From the records below, count the lines containing the word "ntransduction" and give only that number.

▼

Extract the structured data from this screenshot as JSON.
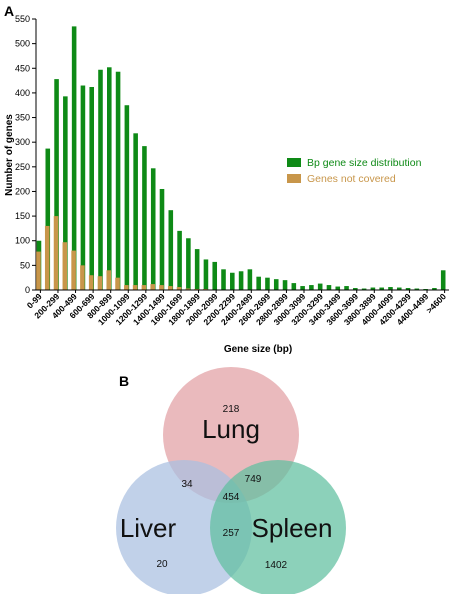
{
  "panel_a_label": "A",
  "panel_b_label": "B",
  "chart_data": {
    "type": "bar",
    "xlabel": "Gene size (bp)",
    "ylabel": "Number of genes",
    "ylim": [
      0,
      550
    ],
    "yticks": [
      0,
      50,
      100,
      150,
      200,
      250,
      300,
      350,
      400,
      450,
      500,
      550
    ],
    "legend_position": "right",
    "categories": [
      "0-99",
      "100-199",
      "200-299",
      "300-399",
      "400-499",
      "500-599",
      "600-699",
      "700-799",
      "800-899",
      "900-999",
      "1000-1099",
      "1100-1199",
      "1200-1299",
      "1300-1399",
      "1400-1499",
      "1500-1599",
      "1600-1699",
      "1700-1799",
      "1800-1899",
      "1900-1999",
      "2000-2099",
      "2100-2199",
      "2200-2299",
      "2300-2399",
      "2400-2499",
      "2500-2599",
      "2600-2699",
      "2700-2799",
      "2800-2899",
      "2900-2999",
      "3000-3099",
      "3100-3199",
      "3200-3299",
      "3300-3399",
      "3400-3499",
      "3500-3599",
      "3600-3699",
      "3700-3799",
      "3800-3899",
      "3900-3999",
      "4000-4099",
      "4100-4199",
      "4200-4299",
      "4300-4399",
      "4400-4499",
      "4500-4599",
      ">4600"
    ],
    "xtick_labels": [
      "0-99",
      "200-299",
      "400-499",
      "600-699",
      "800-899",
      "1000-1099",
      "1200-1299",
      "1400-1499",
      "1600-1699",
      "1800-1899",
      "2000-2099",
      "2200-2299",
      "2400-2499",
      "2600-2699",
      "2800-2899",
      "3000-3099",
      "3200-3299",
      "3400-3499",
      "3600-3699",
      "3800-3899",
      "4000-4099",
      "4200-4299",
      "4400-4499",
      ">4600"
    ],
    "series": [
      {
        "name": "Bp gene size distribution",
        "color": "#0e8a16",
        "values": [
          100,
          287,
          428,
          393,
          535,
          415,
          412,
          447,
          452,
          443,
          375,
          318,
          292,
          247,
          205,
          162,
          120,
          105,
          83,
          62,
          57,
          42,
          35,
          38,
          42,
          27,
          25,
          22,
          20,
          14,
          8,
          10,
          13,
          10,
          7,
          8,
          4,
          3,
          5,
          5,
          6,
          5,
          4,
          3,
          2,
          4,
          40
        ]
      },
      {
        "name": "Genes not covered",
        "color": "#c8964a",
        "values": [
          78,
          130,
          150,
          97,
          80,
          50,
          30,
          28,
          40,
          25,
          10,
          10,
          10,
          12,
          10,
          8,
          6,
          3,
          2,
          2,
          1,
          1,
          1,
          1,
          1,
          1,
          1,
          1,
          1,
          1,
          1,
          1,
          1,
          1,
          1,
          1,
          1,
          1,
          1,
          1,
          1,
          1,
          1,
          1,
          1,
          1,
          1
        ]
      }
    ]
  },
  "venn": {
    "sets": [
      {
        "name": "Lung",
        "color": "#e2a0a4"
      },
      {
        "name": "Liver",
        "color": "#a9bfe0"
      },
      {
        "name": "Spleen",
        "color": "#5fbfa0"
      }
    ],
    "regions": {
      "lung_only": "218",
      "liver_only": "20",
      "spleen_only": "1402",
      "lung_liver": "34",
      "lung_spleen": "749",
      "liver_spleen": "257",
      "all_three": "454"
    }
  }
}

▲
▼

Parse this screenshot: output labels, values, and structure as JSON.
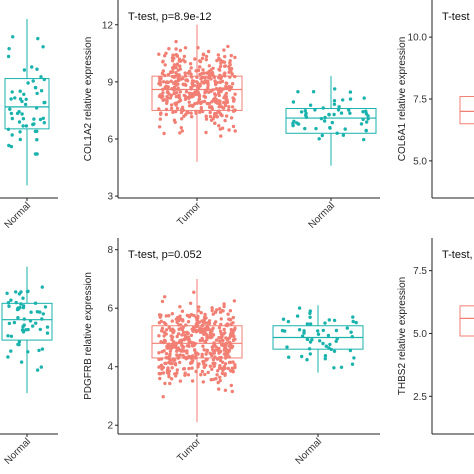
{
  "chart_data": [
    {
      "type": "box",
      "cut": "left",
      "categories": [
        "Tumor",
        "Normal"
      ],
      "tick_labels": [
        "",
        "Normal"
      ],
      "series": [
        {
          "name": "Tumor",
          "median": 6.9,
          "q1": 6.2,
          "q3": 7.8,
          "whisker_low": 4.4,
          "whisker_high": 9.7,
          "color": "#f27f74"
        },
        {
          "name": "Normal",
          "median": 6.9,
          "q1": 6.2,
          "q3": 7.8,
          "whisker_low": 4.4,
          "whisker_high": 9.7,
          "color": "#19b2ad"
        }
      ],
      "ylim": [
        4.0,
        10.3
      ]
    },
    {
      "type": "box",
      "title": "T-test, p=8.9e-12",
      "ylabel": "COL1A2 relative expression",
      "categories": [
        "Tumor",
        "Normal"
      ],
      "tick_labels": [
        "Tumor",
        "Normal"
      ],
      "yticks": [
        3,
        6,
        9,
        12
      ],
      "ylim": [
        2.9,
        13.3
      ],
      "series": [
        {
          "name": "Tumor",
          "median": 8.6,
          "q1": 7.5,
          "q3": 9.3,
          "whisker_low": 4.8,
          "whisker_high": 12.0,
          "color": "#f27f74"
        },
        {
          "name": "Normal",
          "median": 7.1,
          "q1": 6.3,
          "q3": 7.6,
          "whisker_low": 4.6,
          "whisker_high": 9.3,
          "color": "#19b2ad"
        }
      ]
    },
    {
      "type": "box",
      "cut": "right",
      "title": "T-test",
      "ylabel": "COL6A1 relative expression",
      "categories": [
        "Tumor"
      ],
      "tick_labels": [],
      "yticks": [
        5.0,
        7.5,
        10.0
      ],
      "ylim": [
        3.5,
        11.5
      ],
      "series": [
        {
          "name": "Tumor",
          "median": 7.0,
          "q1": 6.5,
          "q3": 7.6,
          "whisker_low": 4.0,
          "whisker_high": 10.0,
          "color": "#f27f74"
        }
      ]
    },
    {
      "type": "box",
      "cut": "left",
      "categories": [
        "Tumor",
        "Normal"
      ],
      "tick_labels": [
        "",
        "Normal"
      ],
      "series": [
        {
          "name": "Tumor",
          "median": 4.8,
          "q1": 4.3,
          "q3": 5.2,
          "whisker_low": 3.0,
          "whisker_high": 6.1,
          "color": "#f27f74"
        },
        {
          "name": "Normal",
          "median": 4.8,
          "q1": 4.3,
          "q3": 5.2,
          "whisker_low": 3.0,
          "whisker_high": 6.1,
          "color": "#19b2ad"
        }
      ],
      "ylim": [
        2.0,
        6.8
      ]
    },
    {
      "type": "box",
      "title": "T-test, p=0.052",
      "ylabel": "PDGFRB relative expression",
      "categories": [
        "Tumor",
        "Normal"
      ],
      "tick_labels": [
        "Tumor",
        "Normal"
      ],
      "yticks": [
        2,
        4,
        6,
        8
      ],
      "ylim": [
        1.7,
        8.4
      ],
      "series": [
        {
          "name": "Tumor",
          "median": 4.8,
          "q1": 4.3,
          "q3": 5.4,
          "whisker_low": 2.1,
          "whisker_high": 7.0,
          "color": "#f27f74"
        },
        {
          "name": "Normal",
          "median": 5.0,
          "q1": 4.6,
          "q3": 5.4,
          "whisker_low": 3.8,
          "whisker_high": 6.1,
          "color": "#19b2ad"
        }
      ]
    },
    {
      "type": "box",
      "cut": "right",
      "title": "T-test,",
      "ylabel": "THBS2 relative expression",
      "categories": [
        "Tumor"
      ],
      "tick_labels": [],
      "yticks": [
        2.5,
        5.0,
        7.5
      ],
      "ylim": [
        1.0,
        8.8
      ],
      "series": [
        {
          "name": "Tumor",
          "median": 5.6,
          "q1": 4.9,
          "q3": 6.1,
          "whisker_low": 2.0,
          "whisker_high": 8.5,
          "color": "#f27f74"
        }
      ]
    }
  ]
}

▲
▼

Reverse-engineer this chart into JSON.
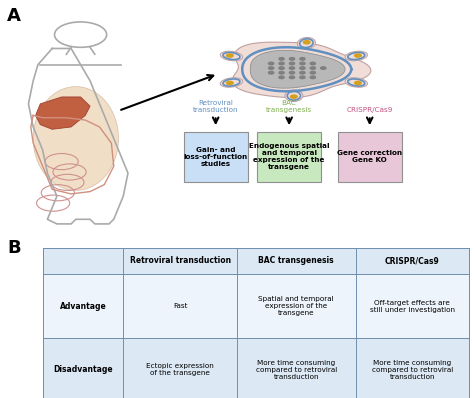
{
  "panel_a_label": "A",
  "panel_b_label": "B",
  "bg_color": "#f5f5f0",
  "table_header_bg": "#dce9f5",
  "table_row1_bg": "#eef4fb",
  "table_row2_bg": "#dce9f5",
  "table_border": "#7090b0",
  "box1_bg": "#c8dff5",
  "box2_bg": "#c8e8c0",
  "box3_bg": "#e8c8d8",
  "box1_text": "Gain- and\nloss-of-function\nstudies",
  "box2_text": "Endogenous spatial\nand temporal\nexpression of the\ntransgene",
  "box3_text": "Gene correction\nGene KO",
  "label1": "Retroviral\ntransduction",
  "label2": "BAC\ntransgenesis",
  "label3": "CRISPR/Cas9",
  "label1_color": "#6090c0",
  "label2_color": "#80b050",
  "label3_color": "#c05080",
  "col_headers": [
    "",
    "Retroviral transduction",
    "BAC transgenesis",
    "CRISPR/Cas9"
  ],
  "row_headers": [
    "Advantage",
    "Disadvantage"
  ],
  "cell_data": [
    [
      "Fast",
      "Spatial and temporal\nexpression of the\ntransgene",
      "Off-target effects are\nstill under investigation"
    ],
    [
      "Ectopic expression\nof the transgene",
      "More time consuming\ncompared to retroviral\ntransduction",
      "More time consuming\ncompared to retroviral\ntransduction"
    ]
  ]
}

▲

Solution to this problem: 3